• [Things to do]:
a) List every common cause of PU/PD that the PU/PD flashcards give.
b) According to the PU/PD flashcards, what urine specific gravity range defines isosthenuria?

• [Supplied text]:
'''

PU/PD Flashcards
polyuria
production of large volumes of dilute or unconcentrated urine
what causes polyuria
inability of the kidneys to concentrate urine
- renal dysfunction
- nephrogenic DI
- calcium interfering with renal signaling
- osmotic diuresis
normal UOP
1-2 mL/kg/hr
50 mL/kg/day
UOP for polyuria
> 50 mL/kg/day
polydipsia
increased water intake
more often secondary to a primary polyuria than primary polydipsia
normal water intake
50-100 mL/kg/day
majority are 50-80 but increases with activity level
water intake for polydipsia
> “80”-100 mL/kg/day
80-100 is considered a “gray zone” - may be elevated for an individual animal
hyposthenuria
dilute urine with USG < 1.008
isosthenuria
urine that is neither concentrated or dilute
USG = 1.008-1.012
hypersthenuria
concentrated urine with USG > 1.012
vasopressin
antidiuretic hormone (ADH)
produced by the hypothalamus and released by the posterior pituitary
released in response to dehydration to stimulate water reabsorption in the kidneys
ADH levels in a hydrated state
hydration –> less ADH –> less water absorbed –> dilute urine
ADH levels in a dehydrated state
dehydration –> more ADH –> more water absorbed –> concentrated urine
desmopressin
synthetic vasopressin (DDAVP)
administered as a test OR treatment for central diabetes insipidus
what must you do before administering DDAVP
rule out ALL causes for secondary nephrogenic diabetes insipidus before administering DDAVP
if responsive to DDAVP - suggests central DI
if unresponsive to DDAVP - suggests nephrogenic DI
common causes of PU/PD
- cushing’s (dogs)
- hyperthyroid (cats)
- diabetes mellitus
- renal disease
- medications (prednisone, phenobarbital)
- hypercalcemia
- post obstructive diuresis
central diabetes inspidius
RARE
deficiency or malfunction of the pituitary gland resulting in low to no ADH production
causes: traumatic, neoplasia, cysts, malformation
nephrogenic diabetes insipidus
malfunction of the kidney’s ability to respond to ADH
most commonly SECONDARY to underlying disease - pyometra, hypercalcemia, Cushing’s, pyelonephritis, hyperthyroidism
primary is rare (congenital)

'''

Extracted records
'''

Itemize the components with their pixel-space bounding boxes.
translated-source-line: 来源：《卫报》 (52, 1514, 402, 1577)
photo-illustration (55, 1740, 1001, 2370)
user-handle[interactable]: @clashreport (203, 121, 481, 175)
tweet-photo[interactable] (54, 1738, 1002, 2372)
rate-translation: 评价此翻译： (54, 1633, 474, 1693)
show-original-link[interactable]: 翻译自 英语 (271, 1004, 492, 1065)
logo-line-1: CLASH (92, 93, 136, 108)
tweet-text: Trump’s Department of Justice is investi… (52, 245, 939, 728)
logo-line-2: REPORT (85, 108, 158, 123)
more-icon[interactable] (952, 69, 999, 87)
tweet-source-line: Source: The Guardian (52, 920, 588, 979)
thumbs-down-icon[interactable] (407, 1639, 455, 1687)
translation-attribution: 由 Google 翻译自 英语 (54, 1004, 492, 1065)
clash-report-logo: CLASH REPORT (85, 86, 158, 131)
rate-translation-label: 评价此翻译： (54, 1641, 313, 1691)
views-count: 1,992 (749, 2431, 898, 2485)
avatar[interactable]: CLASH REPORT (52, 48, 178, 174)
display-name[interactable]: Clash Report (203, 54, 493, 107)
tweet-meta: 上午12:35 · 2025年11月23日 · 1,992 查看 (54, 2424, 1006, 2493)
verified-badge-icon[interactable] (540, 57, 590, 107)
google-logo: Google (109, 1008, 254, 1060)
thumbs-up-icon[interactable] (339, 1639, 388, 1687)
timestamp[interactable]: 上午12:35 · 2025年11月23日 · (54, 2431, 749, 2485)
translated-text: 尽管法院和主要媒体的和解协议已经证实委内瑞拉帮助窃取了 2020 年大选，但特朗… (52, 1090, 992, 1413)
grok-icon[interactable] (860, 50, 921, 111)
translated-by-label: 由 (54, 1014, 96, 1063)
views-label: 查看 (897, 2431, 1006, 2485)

'''

• [Task responses]:
a)
- Cushing's (dogs)
- Hyperthyroid (cats)
- Diabetes mellitus
- Renal disease
- Medications (prednisone, phenobarbital)
- Hypercalcemia
- Post obstructive diuresis

b) USG of 1.008-1.012